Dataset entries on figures
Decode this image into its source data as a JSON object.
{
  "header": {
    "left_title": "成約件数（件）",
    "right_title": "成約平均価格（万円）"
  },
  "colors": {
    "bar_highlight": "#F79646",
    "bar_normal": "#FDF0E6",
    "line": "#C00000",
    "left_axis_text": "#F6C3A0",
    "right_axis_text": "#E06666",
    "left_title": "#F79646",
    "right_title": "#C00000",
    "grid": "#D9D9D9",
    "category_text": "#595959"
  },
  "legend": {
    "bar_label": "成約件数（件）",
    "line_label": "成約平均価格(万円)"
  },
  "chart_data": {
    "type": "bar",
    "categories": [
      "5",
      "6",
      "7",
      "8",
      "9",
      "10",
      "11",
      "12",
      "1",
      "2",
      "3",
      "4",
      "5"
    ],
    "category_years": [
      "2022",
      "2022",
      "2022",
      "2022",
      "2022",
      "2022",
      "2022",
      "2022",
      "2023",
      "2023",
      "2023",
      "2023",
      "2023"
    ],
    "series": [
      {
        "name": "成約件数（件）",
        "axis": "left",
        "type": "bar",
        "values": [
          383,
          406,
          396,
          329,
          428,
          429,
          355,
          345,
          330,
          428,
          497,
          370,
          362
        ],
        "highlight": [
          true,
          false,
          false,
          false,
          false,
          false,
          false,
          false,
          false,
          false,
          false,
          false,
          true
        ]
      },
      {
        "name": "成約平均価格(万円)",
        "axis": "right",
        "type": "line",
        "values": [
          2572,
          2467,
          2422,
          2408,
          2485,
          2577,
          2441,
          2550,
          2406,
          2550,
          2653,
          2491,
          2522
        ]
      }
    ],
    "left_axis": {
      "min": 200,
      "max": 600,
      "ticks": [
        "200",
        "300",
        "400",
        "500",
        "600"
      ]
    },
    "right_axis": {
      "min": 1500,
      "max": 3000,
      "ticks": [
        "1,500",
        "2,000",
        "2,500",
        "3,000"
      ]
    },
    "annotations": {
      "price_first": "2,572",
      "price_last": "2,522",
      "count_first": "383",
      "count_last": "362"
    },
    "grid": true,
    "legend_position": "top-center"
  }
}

▶ **What the task asks**: Copy down every line of the material above that includes the string "成約平均価格".

▶ **Reply to the exercise**:
    "right_title": "成約平均価格（万円）"
    "line_label": "成約平均価格(万円)"
        "name": "成約平均価格(万円)",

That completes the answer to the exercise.